PROBLEM: Go through the material and tally the lines containing the string "Bond". Give the total alone.

Stored data entries:

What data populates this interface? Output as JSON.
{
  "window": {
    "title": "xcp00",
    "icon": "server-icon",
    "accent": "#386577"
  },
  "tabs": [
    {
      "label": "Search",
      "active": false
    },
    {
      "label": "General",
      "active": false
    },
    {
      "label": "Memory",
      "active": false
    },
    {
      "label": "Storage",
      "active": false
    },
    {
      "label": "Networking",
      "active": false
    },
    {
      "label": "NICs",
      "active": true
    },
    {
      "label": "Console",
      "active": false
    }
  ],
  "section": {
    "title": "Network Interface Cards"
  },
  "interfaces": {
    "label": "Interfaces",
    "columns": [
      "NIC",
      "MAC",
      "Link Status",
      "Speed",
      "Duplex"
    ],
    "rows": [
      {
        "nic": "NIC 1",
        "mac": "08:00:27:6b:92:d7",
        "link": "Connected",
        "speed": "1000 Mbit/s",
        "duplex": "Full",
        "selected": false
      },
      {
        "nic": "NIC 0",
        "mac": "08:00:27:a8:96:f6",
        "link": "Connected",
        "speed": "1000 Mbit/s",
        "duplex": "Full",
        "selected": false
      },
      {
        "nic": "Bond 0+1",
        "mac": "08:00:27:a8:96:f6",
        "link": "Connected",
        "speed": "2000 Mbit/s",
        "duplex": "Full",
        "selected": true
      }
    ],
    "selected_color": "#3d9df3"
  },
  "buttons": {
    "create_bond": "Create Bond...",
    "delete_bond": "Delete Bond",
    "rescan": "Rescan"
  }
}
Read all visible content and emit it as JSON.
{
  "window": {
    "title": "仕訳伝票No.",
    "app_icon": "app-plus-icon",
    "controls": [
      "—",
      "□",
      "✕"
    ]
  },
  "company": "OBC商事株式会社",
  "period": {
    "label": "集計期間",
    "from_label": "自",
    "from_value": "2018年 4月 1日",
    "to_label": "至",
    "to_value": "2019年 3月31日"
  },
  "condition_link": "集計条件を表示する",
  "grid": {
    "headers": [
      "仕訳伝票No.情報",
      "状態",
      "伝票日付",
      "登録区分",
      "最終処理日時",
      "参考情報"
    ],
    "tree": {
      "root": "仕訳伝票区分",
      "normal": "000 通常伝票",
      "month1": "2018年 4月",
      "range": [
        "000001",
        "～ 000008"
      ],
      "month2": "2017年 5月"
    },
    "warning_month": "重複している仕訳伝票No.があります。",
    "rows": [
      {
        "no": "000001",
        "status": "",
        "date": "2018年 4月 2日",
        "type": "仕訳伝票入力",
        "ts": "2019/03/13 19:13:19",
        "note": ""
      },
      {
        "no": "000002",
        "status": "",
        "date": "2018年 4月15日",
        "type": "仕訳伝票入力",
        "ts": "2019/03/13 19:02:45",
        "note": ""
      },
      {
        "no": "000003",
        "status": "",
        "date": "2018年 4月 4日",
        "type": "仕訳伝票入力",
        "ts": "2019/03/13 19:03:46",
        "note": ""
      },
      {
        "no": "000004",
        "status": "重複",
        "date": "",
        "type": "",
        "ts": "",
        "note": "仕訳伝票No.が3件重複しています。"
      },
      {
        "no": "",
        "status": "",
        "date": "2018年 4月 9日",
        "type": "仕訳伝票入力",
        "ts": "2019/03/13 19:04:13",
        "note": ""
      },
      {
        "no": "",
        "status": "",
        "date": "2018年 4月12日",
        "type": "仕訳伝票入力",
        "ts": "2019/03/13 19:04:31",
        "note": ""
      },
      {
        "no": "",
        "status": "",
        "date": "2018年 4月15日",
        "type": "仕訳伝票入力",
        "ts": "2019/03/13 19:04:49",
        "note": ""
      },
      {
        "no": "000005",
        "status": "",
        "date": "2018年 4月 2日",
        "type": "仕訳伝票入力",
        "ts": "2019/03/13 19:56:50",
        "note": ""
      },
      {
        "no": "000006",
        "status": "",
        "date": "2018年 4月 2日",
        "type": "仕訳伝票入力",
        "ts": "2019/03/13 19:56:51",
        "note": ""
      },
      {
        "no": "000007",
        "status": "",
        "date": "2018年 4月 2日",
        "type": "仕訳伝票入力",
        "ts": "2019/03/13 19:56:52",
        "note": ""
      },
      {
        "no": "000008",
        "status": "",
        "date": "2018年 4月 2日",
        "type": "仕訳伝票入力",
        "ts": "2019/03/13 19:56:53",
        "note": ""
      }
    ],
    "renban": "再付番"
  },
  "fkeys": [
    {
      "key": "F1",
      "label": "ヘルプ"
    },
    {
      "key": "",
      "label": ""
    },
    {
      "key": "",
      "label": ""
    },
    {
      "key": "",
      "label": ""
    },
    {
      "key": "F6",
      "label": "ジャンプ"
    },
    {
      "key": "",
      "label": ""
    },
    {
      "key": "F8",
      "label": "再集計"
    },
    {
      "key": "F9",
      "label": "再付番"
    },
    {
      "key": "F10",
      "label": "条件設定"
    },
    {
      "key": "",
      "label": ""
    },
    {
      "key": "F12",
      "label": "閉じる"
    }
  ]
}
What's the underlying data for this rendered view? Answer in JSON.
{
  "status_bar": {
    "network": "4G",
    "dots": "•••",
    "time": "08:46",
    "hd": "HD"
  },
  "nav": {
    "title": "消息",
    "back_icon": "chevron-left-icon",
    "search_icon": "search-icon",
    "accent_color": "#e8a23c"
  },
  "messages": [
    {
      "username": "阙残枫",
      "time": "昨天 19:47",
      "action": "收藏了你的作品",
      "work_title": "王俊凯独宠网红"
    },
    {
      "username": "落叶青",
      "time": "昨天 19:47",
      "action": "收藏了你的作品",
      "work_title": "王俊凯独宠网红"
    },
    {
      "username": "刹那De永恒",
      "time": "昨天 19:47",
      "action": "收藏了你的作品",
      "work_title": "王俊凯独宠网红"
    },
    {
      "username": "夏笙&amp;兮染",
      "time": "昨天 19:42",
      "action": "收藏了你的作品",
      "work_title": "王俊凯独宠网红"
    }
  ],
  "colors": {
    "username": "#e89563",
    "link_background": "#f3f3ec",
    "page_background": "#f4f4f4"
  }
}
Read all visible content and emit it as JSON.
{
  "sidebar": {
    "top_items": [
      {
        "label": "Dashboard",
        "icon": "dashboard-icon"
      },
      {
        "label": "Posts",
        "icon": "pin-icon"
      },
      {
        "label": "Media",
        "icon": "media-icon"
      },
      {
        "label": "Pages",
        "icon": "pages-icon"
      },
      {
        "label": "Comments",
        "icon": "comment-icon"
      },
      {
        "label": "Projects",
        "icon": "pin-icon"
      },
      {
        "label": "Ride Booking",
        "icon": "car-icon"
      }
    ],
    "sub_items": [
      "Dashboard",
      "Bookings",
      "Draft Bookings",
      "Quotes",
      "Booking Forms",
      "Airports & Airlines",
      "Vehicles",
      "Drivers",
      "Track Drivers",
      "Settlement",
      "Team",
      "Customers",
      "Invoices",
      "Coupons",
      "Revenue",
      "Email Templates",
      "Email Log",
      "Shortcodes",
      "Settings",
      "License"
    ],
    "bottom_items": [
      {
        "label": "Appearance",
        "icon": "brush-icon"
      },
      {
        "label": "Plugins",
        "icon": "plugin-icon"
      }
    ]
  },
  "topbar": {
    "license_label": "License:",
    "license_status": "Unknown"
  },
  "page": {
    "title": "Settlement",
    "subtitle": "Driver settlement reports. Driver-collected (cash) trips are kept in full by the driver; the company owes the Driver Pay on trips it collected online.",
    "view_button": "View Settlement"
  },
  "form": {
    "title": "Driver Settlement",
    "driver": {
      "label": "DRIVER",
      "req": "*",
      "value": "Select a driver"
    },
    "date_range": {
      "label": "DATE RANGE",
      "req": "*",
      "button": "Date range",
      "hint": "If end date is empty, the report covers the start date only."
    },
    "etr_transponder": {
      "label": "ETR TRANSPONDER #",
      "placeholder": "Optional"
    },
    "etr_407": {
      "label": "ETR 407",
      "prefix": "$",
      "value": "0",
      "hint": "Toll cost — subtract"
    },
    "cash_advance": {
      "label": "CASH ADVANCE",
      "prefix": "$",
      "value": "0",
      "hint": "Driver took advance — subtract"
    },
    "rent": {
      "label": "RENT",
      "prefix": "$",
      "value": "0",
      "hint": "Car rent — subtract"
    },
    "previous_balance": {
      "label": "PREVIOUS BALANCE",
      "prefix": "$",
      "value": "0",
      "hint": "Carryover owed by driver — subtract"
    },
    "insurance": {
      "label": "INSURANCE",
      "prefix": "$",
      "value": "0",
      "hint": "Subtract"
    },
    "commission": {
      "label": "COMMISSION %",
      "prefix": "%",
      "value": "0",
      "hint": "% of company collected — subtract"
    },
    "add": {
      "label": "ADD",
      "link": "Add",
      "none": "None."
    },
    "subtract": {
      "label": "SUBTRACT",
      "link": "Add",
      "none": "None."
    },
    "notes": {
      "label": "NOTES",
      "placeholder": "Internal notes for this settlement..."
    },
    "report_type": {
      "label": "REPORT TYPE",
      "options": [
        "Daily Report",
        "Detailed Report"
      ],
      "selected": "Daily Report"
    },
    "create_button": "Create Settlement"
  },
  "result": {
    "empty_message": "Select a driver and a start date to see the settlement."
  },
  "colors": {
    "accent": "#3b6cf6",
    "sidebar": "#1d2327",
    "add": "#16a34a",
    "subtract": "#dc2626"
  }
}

WORKED ANSWER: 3